* **Consigne**: Recopiez intégralement la critique de « Vie de Gérard Fulmard » ci-dessous, sans y changer un seul mot.

====== Extrait du texte

Vie de Gérard Fulmard, Jean Echenoz (par Jean-Paul Gavard Perret)
Vie de Gérard Fulmard, janvier 2020, 240 pages, 18,50 €
Ecrivain(s): Jean Echenoz Edition: Les éditions de Minuit
Dans la veine de Envoyé spéciale, Jean Echenoz présente un polar fulminant et humoristique. Son héros solitaire, ex-steward doté d’une surcharge pondérale, est en perpétuelle reconversion ou errance. Celui qui ressemble « à n’importe qui mais en moins bien » n’a aucun charme particulier et ne fait pas plus profession de joie que la rue où il vit.
Lugubrement réjouissant, le livre est celui d’un orfèvre libre qui cisèle les aléas de son détective grassouillet, et soigné par un psychiatre. Il rate tout au sein d’une histoire politique d’un parti (la FPI) aussi nul que lui et qui peut ressembler au « Rassemblement National » des Le Pen, même si Echenoz fait mine de ne pas y avoir pensé.
Mais l’histrion nous mène en bateau là où sa parodie est toutefois secondaire : ce qui compte c’est le style en ses continuelles pirouettes. Après Zatopek et Mike Brant, l’auteur réussit à nous intéresser à une vie désormais d’un héros de fiction. Son existence sans consistance est dans la droite ligne de deux modèles échenoziens : Jacques le Fataliste et Bouvard et Pécuchet, mais façon roman noir – ou presque.
L’exercice de virtuosité est constant et désopilant, là où les parenthèses se referment (mais pas forcément), et de toute façon pour laisser place à d’autres dans une limpidité qui donne à ce tocard de Fulmard une puissance de batracien échoué dans les rues de Paris.
La désinvolture et le détournement créent un horizon d’attente du tout comme du rien. C’est parfait de bout en bout en une multiplication de chausse-trappes apodictiques là où rien de ce qui pourrait se prévoir n’aura lieu dans le jeu entre deux narrateurs : Fulmard et l’auteur lui-même.

============
====== Données fournies

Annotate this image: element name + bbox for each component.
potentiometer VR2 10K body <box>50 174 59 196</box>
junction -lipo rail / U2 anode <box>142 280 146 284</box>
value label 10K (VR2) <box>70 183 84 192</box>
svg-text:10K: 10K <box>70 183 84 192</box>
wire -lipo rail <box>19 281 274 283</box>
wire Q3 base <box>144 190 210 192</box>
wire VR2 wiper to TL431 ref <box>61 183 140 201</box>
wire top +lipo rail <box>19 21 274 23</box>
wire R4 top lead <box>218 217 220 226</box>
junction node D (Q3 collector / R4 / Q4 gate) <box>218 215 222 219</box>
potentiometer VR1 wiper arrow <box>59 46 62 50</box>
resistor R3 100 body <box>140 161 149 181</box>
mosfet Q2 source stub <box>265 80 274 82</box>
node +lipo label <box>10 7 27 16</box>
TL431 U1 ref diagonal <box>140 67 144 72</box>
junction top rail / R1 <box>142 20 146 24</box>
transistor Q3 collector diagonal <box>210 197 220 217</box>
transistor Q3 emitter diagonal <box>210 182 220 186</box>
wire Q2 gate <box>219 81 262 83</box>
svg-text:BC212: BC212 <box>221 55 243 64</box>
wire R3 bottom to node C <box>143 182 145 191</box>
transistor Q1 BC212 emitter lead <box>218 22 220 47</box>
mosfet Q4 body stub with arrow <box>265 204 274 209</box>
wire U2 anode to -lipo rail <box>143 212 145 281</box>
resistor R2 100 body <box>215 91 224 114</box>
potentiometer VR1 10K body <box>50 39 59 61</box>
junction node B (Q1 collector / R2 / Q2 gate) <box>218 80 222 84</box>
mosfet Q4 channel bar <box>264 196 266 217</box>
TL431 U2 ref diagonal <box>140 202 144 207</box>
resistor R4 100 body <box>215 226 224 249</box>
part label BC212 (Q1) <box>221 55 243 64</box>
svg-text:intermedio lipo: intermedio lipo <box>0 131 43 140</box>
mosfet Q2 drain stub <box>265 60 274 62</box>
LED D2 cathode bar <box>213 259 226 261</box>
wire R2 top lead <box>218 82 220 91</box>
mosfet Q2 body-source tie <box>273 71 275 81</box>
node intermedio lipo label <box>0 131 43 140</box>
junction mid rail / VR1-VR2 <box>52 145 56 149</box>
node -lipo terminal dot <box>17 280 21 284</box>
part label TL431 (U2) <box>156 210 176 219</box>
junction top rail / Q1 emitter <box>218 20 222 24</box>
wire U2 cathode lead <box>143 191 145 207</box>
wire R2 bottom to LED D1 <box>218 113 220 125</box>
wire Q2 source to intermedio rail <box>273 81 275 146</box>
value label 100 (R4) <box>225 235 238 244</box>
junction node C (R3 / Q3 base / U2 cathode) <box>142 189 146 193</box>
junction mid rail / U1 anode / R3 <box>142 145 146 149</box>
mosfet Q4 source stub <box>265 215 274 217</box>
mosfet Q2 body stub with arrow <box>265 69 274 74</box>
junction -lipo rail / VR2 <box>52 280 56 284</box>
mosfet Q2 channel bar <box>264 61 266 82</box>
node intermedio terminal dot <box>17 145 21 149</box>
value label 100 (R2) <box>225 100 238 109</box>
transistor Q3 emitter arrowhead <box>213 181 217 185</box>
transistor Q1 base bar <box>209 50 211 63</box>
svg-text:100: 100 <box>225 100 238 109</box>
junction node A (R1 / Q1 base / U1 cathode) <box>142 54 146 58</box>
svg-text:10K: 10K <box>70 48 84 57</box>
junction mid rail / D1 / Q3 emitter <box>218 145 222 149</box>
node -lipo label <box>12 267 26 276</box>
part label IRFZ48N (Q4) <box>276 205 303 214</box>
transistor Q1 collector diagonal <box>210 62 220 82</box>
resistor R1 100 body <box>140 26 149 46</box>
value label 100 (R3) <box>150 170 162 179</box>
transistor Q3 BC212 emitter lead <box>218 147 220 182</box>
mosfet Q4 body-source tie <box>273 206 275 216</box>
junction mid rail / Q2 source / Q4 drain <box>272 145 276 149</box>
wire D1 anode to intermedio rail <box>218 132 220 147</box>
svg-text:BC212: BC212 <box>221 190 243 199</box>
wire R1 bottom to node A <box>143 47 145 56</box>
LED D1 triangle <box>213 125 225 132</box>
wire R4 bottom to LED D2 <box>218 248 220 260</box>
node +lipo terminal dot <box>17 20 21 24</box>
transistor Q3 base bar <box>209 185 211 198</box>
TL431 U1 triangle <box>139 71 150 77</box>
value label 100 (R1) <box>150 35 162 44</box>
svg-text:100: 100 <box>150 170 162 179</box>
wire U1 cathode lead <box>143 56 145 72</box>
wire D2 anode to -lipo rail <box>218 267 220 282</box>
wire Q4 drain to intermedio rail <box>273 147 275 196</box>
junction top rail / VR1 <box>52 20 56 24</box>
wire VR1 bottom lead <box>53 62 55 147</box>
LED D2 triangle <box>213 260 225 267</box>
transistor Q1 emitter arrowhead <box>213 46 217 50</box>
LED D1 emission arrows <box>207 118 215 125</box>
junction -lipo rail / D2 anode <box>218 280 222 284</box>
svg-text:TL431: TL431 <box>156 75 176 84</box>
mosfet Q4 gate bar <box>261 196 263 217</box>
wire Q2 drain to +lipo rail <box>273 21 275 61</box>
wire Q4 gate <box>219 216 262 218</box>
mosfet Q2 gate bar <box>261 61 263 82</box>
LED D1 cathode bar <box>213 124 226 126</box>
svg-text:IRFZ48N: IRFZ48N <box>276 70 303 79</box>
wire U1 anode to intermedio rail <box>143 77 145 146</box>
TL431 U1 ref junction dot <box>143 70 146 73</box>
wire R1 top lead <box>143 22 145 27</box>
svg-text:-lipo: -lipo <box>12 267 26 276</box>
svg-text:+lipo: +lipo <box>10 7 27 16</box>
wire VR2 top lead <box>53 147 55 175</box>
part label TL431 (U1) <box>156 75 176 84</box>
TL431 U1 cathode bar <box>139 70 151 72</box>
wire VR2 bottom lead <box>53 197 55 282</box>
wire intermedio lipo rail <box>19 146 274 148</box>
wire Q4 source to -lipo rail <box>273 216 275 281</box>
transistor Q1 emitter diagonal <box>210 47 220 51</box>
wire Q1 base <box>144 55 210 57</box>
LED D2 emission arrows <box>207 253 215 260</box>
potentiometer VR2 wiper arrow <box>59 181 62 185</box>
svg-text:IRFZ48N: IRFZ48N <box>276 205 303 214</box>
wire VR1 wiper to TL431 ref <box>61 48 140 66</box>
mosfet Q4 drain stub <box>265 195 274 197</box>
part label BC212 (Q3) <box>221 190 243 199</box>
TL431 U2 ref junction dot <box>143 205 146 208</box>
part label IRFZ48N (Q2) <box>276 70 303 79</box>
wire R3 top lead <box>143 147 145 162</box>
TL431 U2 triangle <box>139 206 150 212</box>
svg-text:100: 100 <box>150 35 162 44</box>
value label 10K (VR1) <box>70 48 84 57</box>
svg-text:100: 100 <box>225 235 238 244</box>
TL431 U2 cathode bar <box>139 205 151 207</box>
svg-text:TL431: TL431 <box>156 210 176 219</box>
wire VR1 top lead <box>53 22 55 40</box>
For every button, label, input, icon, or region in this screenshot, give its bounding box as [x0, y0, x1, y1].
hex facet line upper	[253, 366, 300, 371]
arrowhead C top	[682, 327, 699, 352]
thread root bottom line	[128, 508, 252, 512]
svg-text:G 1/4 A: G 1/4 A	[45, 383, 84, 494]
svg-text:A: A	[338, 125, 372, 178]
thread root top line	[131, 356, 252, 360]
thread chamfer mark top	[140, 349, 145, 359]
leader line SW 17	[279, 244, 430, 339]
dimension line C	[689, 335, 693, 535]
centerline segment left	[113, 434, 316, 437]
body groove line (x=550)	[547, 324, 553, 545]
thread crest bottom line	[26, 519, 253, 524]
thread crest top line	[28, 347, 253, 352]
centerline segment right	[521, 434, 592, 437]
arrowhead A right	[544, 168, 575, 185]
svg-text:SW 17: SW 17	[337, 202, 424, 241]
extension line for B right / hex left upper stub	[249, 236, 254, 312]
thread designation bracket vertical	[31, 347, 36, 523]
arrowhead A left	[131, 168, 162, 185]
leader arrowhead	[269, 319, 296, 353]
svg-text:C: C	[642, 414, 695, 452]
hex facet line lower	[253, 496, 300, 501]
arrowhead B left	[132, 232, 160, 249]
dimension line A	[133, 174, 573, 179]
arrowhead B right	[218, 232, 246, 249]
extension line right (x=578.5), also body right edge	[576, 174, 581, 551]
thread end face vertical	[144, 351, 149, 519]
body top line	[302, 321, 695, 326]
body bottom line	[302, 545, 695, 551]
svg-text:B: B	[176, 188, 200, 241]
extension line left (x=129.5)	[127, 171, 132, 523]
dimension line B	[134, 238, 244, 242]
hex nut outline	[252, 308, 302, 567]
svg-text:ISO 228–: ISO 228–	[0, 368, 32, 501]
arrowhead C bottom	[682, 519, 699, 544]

============

* **Réponse rédigée**:
Vie de Gérard Fulmard, Jean Echenoz (par Jean-Paul Gavard Perret)
Vie de Gérard Fulmard, janvier 2020, 240 pages, 18,50 €
Ecrivain(s): Jean Echenoz Edition: Les éditions de Minuit
Dans la veine de Envoyé spéciale, Jean Echenoz présente un polar fulminant et humoristique. Son héros solitaire, ex-steward doté d’une surcharge pondérale, est en perpétuelle reconversion ou errance. Celui qui ressemble « à n’importe qui mais en moins bien » n’a aucun charme particulier et ne fait pas plus profession de joie que la rue où il vit.
Lugubrement réjouissant, le livre est celui d’un orfèvre libre qui cisèle les aléas de son détective grassouillet, et soigné par un psychiatre. Il rate tout au sein d’une histoire politique d’un parti (la FPI) aussi nul que lui et qui peut ressembler au « Rassemblement National » des Le Pen, même si Echenoz fait mine de ne pas y avoir pensé.
Mais l’histrion nous mène en bateau là où sa parodie est toutefois secondaire : ce qui compte c’est le style en ses continuelles pirouettes. Après Zatopek et Mike Brant, l’auteur réussit à nous intéresser à une vie désormais d’un héros de fiction. Son existence sans consistance est dans la droite ligne de deux modèles échenoziens : Jacques le Fataliste et Bouvard et Pécuchet, mais façon roman noir – ou presque.
L’exercice de virtuosité est constant et désopilant, là où les parenthèses se referment (mais pas forcément), et de toute façon pour laisser place à d’autres dans une limpidité qui donne à ce tocard de Fulmard une puissance de batracien échoué dans les rues de Paris.
La désinvolture et le détournement créent un horizon d’attente du tout comme du rien. C’est parfait de bout en bout en une multiplication de chausse-trappes apodictiques là où rien de ce qui pourrait se prévoir n’aura lieu dans le jeu entre deux narrateurs : Fulmard et l’auteur lui-même.